**Short problem**
Make an exact copy of all the entries, with the pictures left out.

··· Data shown

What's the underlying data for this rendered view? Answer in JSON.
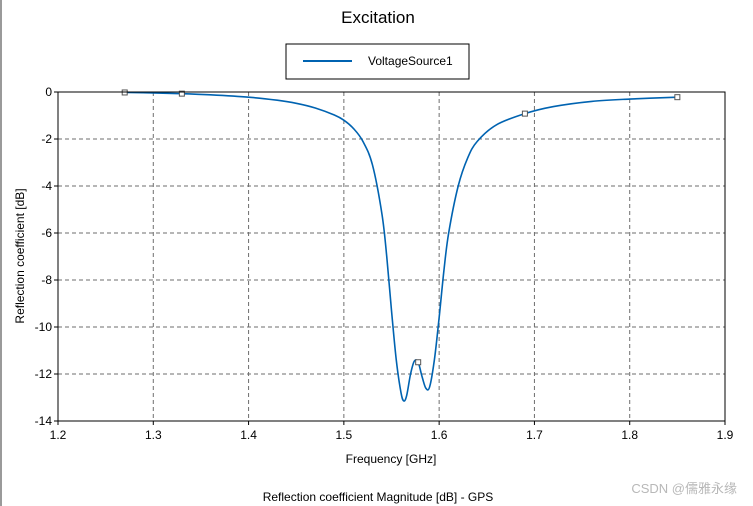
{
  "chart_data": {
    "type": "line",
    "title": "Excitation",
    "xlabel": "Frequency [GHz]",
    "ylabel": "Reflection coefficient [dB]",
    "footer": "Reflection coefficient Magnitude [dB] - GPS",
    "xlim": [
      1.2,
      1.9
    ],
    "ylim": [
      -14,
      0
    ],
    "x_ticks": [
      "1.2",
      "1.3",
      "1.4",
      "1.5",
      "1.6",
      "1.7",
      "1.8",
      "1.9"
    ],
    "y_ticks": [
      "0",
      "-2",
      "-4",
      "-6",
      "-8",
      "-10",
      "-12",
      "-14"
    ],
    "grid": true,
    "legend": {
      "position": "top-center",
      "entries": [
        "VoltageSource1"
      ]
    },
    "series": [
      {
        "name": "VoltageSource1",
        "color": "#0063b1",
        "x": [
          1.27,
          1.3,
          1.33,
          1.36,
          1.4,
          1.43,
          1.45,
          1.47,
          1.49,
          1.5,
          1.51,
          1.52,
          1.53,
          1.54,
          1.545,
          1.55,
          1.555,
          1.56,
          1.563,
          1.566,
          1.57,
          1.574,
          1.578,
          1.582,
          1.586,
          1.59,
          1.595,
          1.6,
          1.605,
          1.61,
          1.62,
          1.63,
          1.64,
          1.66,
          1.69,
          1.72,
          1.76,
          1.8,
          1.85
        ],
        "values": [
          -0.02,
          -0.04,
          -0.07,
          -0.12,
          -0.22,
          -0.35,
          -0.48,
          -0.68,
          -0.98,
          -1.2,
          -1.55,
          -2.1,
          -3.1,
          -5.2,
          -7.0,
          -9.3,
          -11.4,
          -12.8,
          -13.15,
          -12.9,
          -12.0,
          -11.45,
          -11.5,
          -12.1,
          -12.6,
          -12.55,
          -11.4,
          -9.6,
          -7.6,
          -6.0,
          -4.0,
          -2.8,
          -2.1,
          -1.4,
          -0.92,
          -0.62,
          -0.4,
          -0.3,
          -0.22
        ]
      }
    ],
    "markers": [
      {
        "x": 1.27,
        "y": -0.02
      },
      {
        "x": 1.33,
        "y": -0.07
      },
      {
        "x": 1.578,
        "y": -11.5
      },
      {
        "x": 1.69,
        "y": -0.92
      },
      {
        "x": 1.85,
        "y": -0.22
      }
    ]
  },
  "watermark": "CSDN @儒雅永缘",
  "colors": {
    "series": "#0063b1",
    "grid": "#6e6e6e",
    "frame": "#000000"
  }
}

······

**Correct response**
What's the underlying data for this rendered view? Answer in JSON.
{
  "chart_data": {
    "type": "line",
    "title": "Excitation",
    "xlabel": "Frequency [GHz]",
    "ylabel": "Reflection coefficient [dB]",
    "footer": "Reflection coefficient Magnitude [dB] - GPS",
    "xlim": [
      1.2,
      1.9
    ],
    "ylim": [
      -14,
      0
    ],
    "x_ticks": [
      "1.2",
      "1.3",
      "1.4",
      "1.5",
      "1.6",
      "1.7",
      "1.8",
      "1.9"
    ],
    "y_ticks": [
      "0",
      "-2",
      "-4",
      "-6",
      "-8",
      "-10",
      "-12",
      "-14"
    ],
    "grid": true,
    "legend": {
      "position": "top-center",
      "entries": [
        "VoltageSource1"
      ]
    },
    "series": [
      {
        "name": "VoltageSource1",
        "color": "#0063b1",
        "x": [
          1.27,
          1.3,
          1.33,
          1.36,
          1.4,
          1.43,
          1.45,
          1.47,
          1.49,
          1.5,
          1.51,
          1.52,
          1.53,
          1.54,
          1.545,
          1.55,
          1.555,
          1.56,
          1.563,
          1.566,
          1.57,
          1.574,
          1.578,
          1.582,
          1.586,
          1.59,
          1.595,
          1.6,
          1.605,
          1.61,
          1.62,
          1.63,
          1.64,
          1.66,
          1.69,
          1.72,
          1.76,
          1.8,
          1.85
        ],
        "values": [
          -0.02,
          -0.04,
          -0.07,
          -0.12,
          -0.22,
          -0.35,
          -0.48,
          -0.68,
          -0.98,
          -1.2,
          -1.55,
          -2.1,
          -3.1,
          -5.2,
          -7.0,
          -9.3,
          -11.4,
          -12.8,
          -13.15,
          -12.9,
          -12.0,
          -11.45,
          -11.5,
          -12.1,
          -12.6,
          -12.55,
          -11.4,
          -9.6,
          -7.6,
          -6.0,
          -4.0,
          -2.8,
          -2.1,
          -1.4,
          -0.92,
          -0.62,
          -0.4,
          -0.3,
          -0.22
        ]
      }
    ],
    "markers": [
      {
        "x": 1.27,
        "y": -0.02
      },
      {
        "x": 1.33,
        "y": -0.07
      },
      {
        "x": 1.578,
        "y": -11.5
      },
      {
        "x": 1.69,
        "y": -0.92
      },
      {
        "x": 1.85,
        "y": -0.22
      }
    ]
  },
  "watermark": "CSDN @儒雅永缘",
  "colors": {
    "series": "#0063b1",
    "grid": "#6e6e6e",
    "frame": "#000000"
  }
}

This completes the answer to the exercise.